(Items from a data source)

-=-=-=-=-

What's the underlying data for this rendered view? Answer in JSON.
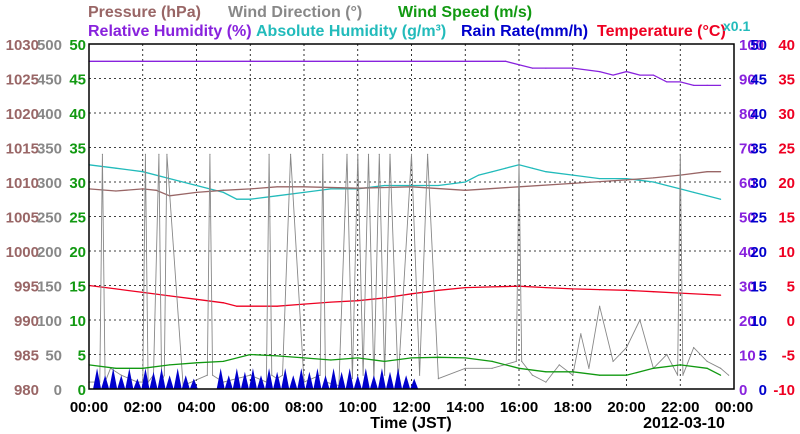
{
  "chart_data": {
    "type": "line",
    "date": "2012-03-10",
    "xlabel": "Time (JST)",
    "x_ticks": [
      "00:00",
      "02:00",
      "04:00",
      "06:00",
      "08:00",
      "10:00",
      "12:00",
      "14:00",
      "16:00",
      "18:00",
      "20:00",
      "22:00",
      "00:00"
    ],
    "grid": true,
    "legend": [
      {
        "label": "Pressure (hPa)",
        "color": "#996666"
      },
      {
        "label": "Wind Direction (°)",
        "color": "#888888"
      },
      {
        "label": "Wind Speed (m/s)",
        "color": "#119911"
      },
      {
        "label": "Relative Humidity (%)",
        "color": "#8822dd"
      },
      {
        "label": "Absolute Humidity (g/m³)",
        "color": "#22bbbb"
      },
      {
        "label": "Rain Rate(mm/h)",
        "color": "#0000cc"
      },
      {
        "label": "Temperature (°C)",
        "color": "#ee0022"
      }
    ],
    "axes": {
      "pressure": {
        "color": "#996666",
        "ylim": [
          980,
          1030
        ],
        "ticks": [
          980,
          985,
          990,
          995,
          1000,
          1005,
          1010,
          1015,
          1020,
          1025,
          1030
        ]
      },
      "wind_direction": {
        "color": "#888888",
        "ylim": [
          0,
          500
        ],
        "ticks": [
          0,
          50,
          100,
          150,
          200,
          250,
          300,
          350,
          400,
          450,
          500
        ]
      },
      "wind_speed": {
        "color": "#119911",
        "ylim": [
          0,
          50
        ],
        "ticks": [
          0,
          5,
          10,
          15,
          20,
          25,
          30,
          35,
          40,
          45,
          50
        ]
      },
      "humidity": {
        "color": "#8822dd",
        "ylim": [
          0,
          100
        ],
        "ticks": [
          0,
          10,
          20,
          30,
          40,
          50,
          60,
          70,
          80,
          90,
          100
        ]
      },
      "absolute_humidity": {
        "color": "#22bbbb",
        "label": "x0.1",
        "ylim": [
          0,
          50
        ],
        "ticks": [
          0,
          5,
          10,
          15,
          20,
          25,
          30,
          35,
          40,
          45,
          50
        ]
      },
      "rain": {
        "color": "#0000cc",
        "ylim": [
          0,
          50
        ],
        "ticks": [
          0,
          5,
          10,
          15,
          20,
          25,
          30,
          35,
          40,
          45,
          50
        ]
      },
      "temperature": {
        "color": "#ee0022",
        "ylim": [
          -10,
          40
        ],
        "ticks": [
          -10,
          -5,
          0,
          5,
          10,
          15,
          20,
          25,
          30,
          35,
          40
        ]
      }
    },
    "series": [
      {
        "name": "Relative Humidity (%)",
        "axis": "humidity",
        "x": [
          0,
          2,
          4,
          6,
          8,
          10,
          12,
          14,
          15.5,
          16,
          16.5,
          17,
          18,
          19,
          19.5,
          20,
          20.5,
          21,
          21.5,
          22,
          22.5,
          23,
          23.5
        ],
        "y": [
          95,
          95,
          95,
          95,
          95,
          95,
          95,
          95,
          95,
          94,
          93,
          93,
          93,
          92,
          91,
          92,
          91,
          91,
          89,
          89,
          88,
          88,
          88
        ]
      },
      {
        "name": "Absolute Humidity (g/m³)",
        "axis": "absolute_humidity",
        "x": [
          0,
          1,
          2,
          3,
          4,
          5,
          5.5,
          6,
          7,
          8,
          9,
          10,
          11,
          12,
          13,
          14,
          14.5,
          15,
          15.5,
          16,
          16.5,
          17,
          18,
          19,
          20,
          21,
          21.5,
          22,
          22.5,
          23,
          23.5
        ],
        "y": [
          32.5,
          32,
          31.5,
          30.5,
          29.5,
          28.5,
          27.5,
          27.5,
          28,
          28.5,
          29,
          29,
          29.5,
          29.5,
          29.5,
          30,
          31,
          31.5,
          32,
          32.5,
          32,
          31.5,
          31,
          30.5,
          30.5,
          30,
          29.5,
          29,
          28.5,
          28,
          27.5
        ]
      },
      {
        "name": "Pressure (hPa)",
        "axis": "pressure",
        "x": [
          0,
          1,
          2,
          2.5,
          3,
          4,
          5,
          6,
          7,
          8,
          10,
          12,
          14,
          16,
          18,
          20,
          21,
          22,
          23,
          23.5
        ],
        "y": [
          1009,
          1008.7,
          1009,
          1008.8,
          1008,
          1008.5,
          1008.8,
          1009,
          1009.3,
          1009.3,
          1009.1,
          1009.3,
          1008.8,
          1009.3,
          1009.8,
          1010.3,
          1010.6,
          1011,
          1011.5,
          1011.5
        ]
      },
      {
        "name": "Temperature (°C)",
        "axis": "temperature",
        "x": [
          0,
          1,
          2,
          3,
          4,
          5,
          5.5,
          6,
          7,
          8,
          9,
          10,
          11,
          12,
          13,
          14,
          15,
          16,
          17,
          18,
          19,
          20,
          21,
          22,
          23,
          23.5
        ],
        "y": [
          5,
          4.5,
          4,
          3.5,
          3,
          2.5,
          2,
          2,
          2,
          2.3,
          2.6,
          2.8,
          3.2,
          3.8,
          4.3,
          4.7,
          4.8,
          4.9,
          4.7,
          4.5,
          4.4,
          4.3,
          4.1,
          3.9,
          3.7,
          3.6
        ]
      },
      {
        "name": "Wind Direction (°)",
        "axis": "wind_direction",
        "x": [
          0,
          0.4,
          0.5,
          0.6,
          0.8,
          1.2,
          1.8,
          2,
          2.1,
          2.2,
          2.4,
          2.6,
          2.7,
          2.8,
          2.9,
          3.5,
          4.4,
          4.5,
          4.6,
          5,
          5.5,
          6,
          6.6,
          6.7,
          6.8,
          7,
          7.2,
          7.5,
          8,
          8.6,
          8.7,
          8.8,
          9.3,
          9.6,
          9.8,
          10,
          10.2,
          10.4,
          10.6,
          10.8,
          11,
          11.2,
          11.5,
          12,
          12.3,
          12.6,
          13,
          14,
          15,
          15.9,
          16,
          16.1,
          16.5,
          17,
          17.5,
          18,
          18.3,
          18.6,
          19,
          19.5,
          20,
          20.5,
          21,
          21.5,
          21.9,
          22,
          22.1,
          22.5,
          23,
          23.5,
          23.8
        ],
        "y": [
          10,
          10,
          340,
          10,
          30,
          20,
          10,
          10,
          340,
          10,
          20,
          340,
          10,
          20,
          340,
          5,
          20,
          340,
          20,
          10,
          15,
          20,
          10,
          340,
          20,
          15,
          20,
          340,
          10,
          20,
          340,
          10,
          5,
          340,
          15,
          340,
          20,
          340,
          10,
          340,
          20,
          340,
          10,
          340,
          20,
          340,
          15,
          30,
          30,
          40,
          330,
          40,
          20,
          10,
          35,
          20,
          80,
          30,
          120,
          40,
          60,
          100,
          30,
          50,
          20,
          340,
          20,
          60,
          40,
          30,
          20
        ]
      },
      {
        "name": "Wind Speed (m/s)",
        "axis": "wind_speed",
        "x": [
          0,
          1,
          2,
          3,
          4,
          5,
          6,
          7,
          8,
          9,
          10,
          11,
          12,
          13,
          14,
          15,
          16,
          17,
          18,
          19,
          20,
          21,
          22,
          23,
          23.5
        ],
        "y": [
          3.5,
          3,
          3,
          3.5,
          3.8,
          4,
          5,
          4.8,
          4.5,
          4.2,
          4.5,
          4,
          4.5,
          4.6,
          4.5,
          4,
          3,
          2.5,
          2.5,
          2,
          2,
          3,
          3.5,
          3,
          2
        ]
      },
      {
        "name": "Rain Rate(mm/h)",
        "axis": "rain",
        "x": [
          0.3,
          0.6,
          0.9,
          1.2,
          1.5,
          1.8,
          2.1,
          2.4,
          2.7,
          3.0,
          3.3,
          3.6,
          3.9,
          4.9,
          5.2,
          5.5,
          5.8,
          6.1,
          6.4,
          6.7,
          7.0,
          7.3,
          7.6,
          7.9,
          8.2,
          8.5,
          8.8,
          9.1,
          9.4,
          9.7,
          10.0,
          10.3,
          10.6,
          10.9,
          11.2,
          11.5,
          11.8,
          12.1
        ],
        "y": [
          3,
          2,
          3,
          2,
          3,
          1.5,
          3,
          2.5,
          3,
          2,
          3,
          2,
          1.5,
          3,
          2,
          3,
          2.5,
          3,
          2,
          3,
          2.5,
          3,
          2,
          3,
          2.5,
          3,
          2,
          3,
          2.5,
          3,
          2,
          3,
          2,
          3,
          2.5,
          3,
          2,
          1.5
        ]
      }
    ]
  }
}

-=-=-=-=-

_Exercise_: Show the lines that mention the word "axis".

_Task result_:
        "axis": "humidity",
        "axis": "absolute_humidity",
        "axis": "pressure",
        "axis": "temperature",
        "axis": "wind_direction",
        "axis": "wind_speed",
        "axis": "rain",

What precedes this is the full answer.